— BEGIN Data for the task —

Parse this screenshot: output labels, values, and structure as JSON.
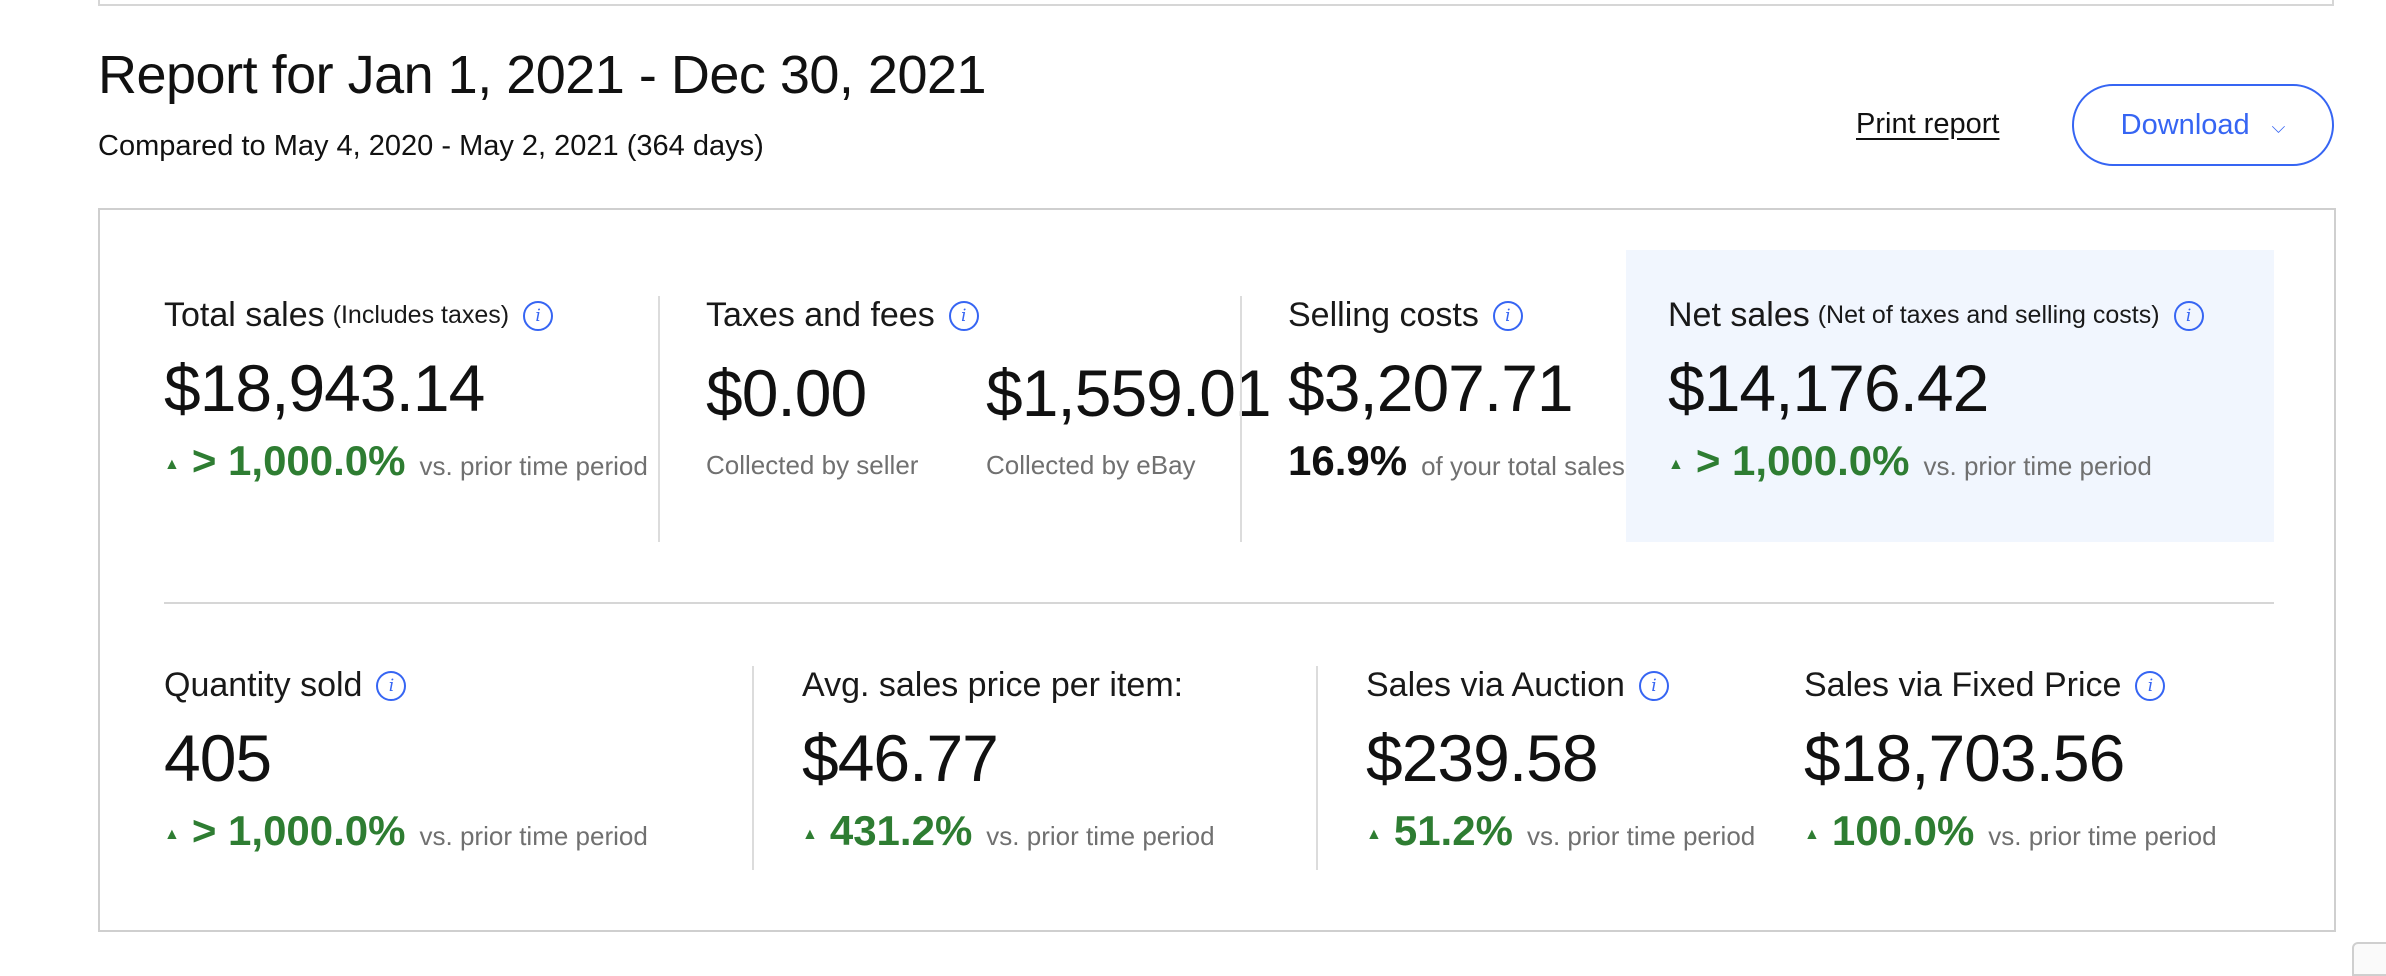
{
  "header": {
    "title": "Report for Jan 1, 2021 - Dec 30, 2021",
    "subtitle": "Compared to May 4, 2020 - May 2, 2021 (364 days)",
    "print_label": "Print report",
    "download_label": "Download",
    "download_icon": "chevron-down-icon"
  },
  "colors": {
    "accent": "#3665f3",
    "positive": "#2e7d32",
    "highlight_bg": "#f1f6fe",
    "muted_text": "#707070"
  },
  "metrics_row1": {
    "total_sales": {
      "label": "Total sales",
      "qualifier": "(Includes taxes)",
      "value": "$18,943.14",
      "change": "> 1,000.0%",
      "comparison": "vs. prior time period"
    },
    "taxes_fees": {
      "label": "Taxes and fees",
      "seller_value": "$0.00",
      "seller_caption": "Collected by seller",
      "ebay_value": "$1,559.01",
      "ebay_caption": "Collected by eBay"
    },
    "selling_costs": {
      "label": "Selling costs",
      "value": "$3,207.71",
      "ratio": "16.9%",
      "ratio_caption": "of your total sales"
    },
    "net_sales": {
      "label": "Net sales",
      "qualifier": "(Net of taxes and selling costs)",
      "value": "$14,176.42",
      "change": "> 1,000.0%",
      "comparison": "vs. prior time period"
    }
  },
  "metrics_row2": {
    "quantity_sold": {
      "label": "Quantity sold",
      "value": "405",
      "change": "> 1,000.0%",
      "comparison": "vs. prior time period"
    },
    "avg_price": {
      "label": "Avg. sales price per item:",
      "value": "$46.77",
      "change": "431.2%",
      "comparison": "vs. prior time period"
    },
    "auction_sales": {
      "label": "Sales via Auction",
      "value": "$239.58",
      "change": "51.2%",
      "comparison": "vs. prior time period"
    },
    "fixed_price_sales": {
      "label": "Sales via Fixed Price",
      "value": "$18,703.56",
      "change": "100.0%",
      "comparison": "vs. prior time period"
    }
  }
}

— END Data for the task —

**Directive**
Look through the entries above for the word "qualifier". Copy every line where it shows up.

**The answer**
      "qualifier": "(Includes taxes)",
      "qualifier": "(Net of taxes and selling costs)",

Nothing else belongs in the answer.